#### REQUIREMENT:
Identify and pull out each line of the entries in which "search" occurs.

#### PROVIDED DATA:
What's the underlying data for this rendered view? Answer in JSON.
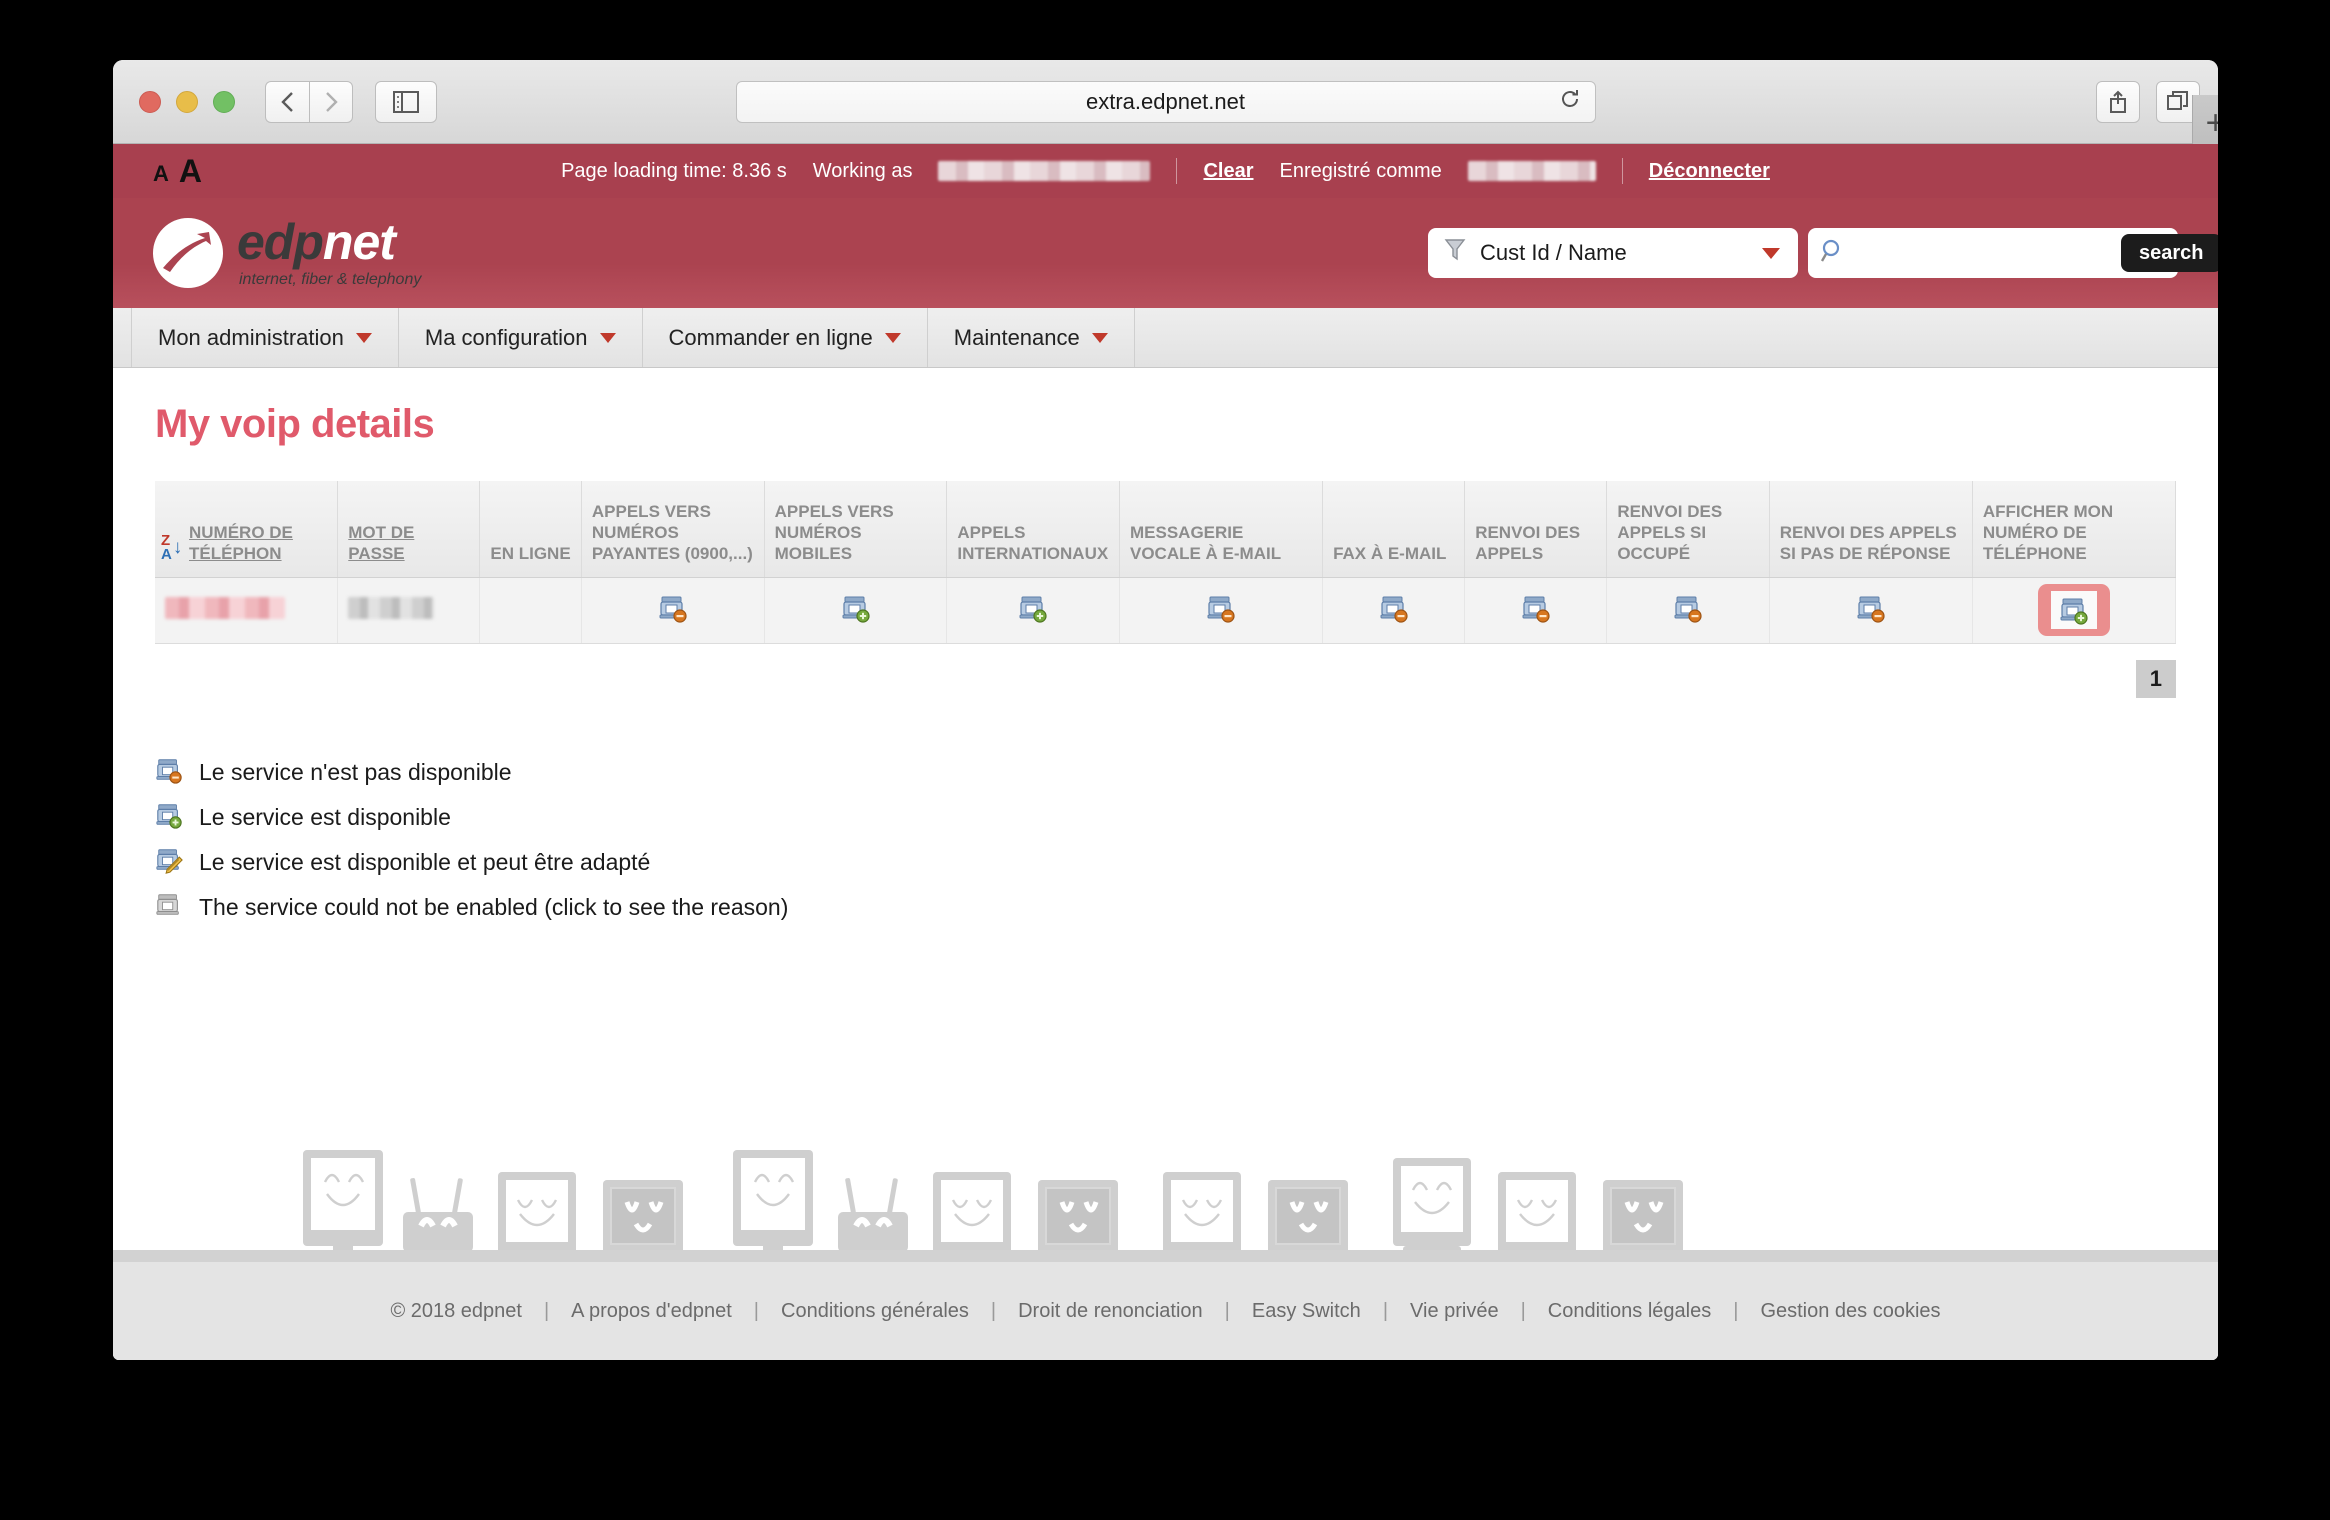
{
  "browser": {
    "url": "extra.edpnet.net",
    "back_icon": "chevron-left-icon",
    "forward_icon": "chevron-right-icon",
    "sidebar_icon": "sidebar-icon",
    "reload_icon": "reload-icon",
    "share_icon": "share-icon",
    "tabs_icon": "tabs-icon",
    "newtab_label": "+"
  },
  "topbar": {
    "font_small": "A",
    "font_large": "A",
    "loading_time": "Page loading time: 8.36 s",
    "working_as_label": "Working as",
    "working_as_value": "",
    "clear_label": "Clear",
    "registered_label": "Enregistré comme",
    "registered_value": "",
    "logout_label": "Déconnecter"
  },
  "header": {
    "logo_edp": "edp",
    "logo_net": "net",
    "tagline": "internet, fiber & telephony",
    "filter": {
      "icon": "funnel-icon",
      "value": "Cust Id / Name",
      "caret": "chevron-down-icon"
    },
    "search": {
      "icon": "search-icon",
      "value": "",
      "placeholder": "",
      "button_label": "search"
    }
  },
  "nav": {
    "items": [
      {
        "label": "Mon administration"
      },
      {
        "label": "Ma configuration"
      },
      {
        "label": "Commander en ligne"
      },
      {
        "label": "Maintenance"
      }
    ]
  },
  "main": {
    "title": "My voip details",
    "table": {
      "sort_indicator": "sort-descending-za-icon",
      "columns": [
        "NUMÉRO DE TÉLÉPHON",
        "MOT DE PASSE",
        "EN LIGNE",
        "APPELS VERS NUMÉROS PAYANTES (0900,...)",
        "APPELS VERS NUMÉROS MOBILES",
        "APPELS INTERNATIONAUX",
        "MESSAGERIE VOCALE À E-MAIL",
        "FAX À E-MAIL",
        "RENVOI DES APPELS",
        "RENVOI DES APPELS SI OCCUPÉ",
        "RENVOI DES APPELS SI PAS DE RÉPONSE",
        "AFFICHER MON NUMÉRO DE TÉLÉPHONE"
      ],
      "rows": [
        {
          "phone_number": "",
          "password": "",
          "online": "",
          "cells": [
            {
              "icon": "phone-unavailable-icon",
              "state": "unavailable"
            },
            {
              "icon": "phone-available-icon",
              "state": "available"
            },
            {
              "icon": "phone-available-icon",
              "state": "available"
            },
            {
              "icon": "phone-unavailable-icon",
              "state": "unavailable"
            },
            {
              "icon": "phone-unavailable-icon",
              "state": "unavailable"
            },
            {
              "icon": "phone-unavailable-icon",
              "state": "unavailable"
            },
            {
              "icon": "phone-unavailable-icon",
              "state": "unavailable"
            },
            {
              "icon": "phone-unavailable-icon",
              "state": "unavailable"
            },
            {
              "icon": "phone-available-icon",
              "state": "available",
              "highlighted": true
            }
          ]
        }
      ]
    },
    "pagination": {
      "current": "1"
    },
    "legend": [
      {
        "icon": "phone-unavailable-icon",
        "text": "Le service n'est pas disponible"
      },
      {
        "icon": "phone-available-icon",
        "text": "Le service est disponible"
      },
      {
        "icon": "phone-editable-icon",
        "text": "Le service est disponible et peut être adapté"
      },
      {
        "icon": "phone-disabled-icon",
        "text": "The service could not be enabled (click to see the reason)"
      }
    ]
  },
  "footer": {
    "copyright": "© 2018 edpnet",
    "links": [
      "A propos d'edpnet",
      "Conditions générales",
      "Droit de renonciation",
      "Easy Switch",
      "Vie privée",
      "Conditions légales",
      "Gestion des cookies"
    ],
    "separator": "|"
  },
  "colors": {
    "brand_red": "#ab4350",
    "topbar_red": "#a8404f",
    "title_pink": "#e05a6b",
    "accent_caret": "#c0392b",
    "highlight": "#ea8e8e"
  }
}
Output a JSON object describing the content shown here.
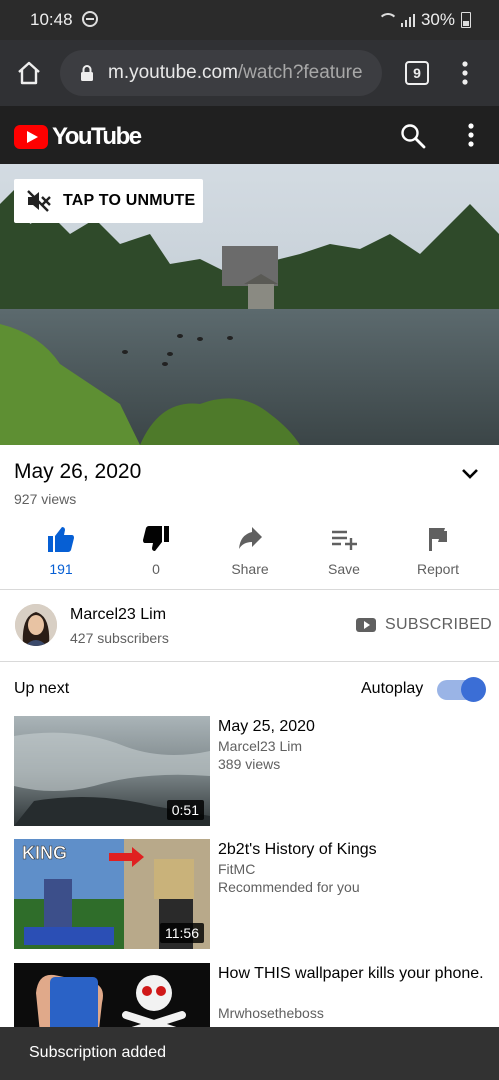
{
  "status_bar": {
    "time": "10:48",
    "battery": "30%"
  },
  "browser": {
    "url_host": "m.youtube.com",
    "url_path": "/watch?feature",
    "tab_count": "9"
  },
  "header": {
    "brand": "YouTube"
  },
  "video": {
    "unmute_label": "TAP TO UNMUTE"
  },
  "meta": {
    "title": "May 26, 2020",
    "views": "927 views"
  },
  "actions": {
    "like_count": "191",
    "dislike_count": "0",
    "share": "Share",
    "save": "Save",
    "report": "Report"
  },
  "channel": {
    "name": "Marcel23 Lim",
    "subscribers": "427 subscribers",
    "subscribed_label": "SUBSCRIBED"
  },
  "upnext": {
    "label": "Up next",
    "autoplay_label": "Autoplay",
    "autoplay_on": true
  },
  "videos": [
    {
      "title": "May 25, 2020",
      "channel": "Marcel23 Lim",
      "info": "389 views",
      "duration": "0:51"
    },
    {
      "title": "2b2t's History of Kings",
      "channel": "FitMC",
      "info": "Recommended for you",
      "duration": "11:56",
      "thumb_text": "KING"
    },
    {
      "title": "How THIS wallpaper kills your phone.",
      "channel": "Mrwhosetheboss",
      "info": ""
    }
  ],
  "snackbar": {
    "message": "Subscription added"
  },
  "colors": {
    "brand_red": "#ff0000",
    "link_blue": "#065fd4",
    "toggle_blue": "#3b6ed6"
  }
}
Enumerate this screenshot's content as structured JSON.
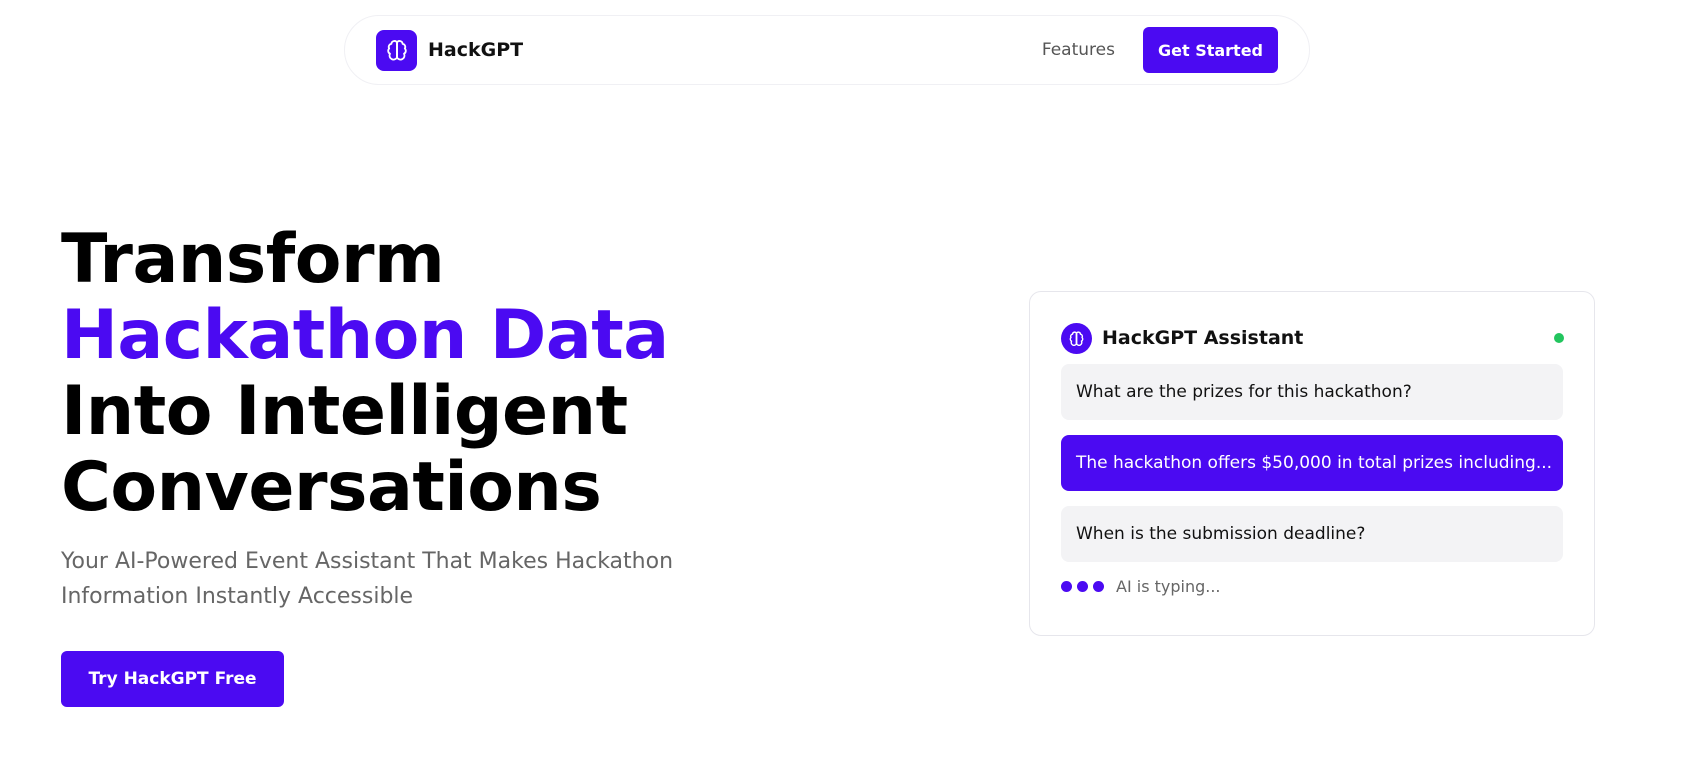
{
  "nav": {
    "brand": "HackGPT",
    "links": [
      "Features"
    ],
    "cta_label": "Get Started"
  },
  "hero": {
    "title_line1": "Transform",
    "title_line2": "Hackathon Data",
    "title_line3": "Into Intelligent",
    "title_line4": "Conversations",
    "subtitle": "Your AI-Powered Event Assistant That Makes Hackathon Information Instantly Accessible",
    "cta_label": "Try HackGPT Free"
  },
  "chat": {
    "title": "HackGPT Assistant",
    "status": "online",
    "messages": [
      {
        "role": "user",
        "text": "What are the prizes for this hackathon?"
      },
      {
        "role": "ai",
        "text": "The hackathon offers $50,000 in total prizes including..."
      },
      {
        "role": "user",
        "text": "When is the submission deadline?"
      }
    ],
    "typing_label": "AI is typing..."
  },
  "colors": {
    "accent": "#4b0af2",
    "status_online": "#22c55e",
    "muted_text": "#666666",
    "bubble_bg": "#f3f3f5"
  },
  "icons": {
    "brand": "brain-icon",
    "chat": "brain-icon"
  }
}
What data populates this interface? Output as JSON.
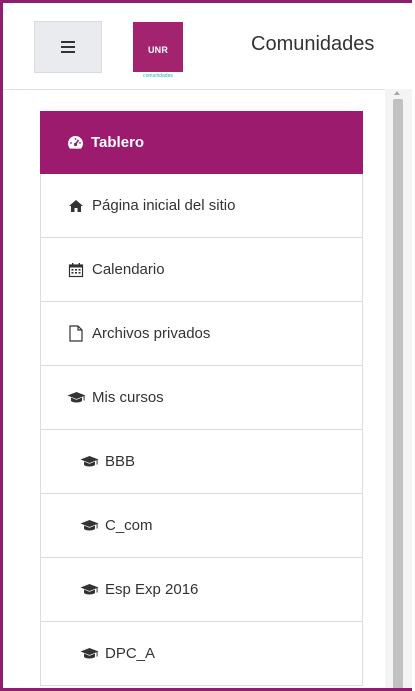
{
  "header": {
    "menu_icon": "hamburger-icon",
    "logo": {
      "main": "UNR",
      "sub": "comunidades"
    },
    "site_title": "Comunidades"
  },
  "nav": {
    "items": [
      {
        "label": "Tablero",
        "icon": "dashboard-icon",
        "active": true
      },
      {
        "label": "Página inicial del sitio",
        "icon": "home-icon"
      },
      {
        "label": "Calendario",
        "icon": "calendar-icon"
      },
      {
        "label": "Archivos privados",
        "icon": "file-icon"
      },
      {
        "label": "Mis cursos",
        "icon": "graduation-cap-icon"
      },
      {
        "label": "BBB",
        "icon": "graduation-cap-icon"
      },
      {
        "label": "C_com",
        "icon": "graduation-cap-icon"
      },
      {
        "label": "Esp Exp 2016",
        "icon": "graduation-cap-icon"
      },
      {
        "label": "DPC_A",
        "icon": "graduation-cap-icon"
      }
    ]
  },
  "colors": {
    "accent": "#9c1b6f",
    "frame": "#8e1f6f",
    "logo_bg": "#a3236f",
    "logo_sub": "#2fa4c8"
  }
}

#### FULL ANSWER:
    "search": {
      "icon": "search-icon",
      "button_label": "search"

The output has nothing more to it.